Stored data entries
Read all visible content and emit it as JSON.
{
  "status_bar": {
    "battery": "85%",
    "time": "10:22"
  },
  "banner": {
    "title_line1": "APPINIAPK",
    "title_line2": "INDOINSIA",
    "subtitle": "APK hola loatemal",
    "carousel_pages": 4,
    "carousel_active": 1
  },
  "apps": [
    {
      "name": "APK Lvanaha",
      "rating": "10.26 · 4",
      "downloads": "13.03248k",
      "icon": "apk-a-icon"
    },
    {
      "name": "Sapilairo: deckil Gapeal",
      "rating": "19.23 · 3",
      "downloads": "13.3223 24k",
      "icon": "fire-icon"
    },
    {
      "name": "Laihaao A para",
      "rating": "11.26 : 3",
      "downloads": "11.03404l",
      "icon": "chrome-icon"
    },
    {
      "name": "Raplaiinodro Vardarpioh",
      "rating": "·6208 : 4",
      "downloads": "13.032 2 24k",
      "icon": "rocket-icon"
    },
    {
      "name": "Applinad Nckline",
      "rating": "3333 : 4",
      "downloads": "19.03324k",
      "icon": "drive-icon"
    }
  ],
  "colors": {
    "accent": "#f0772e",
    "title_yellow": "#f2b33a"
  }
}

## Work required
Retype the data exactly as given.

## Output of the task
Read all visible content and emit it as JSON.
{
  "status_bar": {
    "battery": "85%",
    "time": "10:22"
  },
  "banner": {
    "title_line1": "APPINIAPK",
    "title_line2": "INDOINSIA",
    "subtitle": "APK hola loatemal",
    "carousel_pages": 4,
    "carousel_active": 1
  },
  "apps": [
    {
      "name": "APK Lvanaha",
      "rating": "10.26 · 4",
      "downloads": "13.03248k",
      "icon": "apk-a-icon"
    },
    {
      "name": "Sapilairo: deckil Gapeal",
      "rating": "19.23 · 3",
      "downloads": "13.3223 24k",
      "icon": "fire-icon"
    },
    {
      "name": "Laihaao A para",
      "rating": "11.26 : 3",
      "downloads": "11.03404l",
      "icon": "chrome-icon"
    },
    {
      "name": "Raplaiinodro Vardarpioh",
      "rating": "·6208 : 4",
      "downloads": "13.032 2 24k",
      "icon": "rocket-icon"
    },
    {
      "name": "Applinad Nckline",
      "rating": "3333 : 4",
      "downloads": "19.03324k",
      "icon": "drive-icon"
    }
  ],
  "colors": {
    "accent": "#f0772e",
    "title_yellow": "#f2b33a"
  }
}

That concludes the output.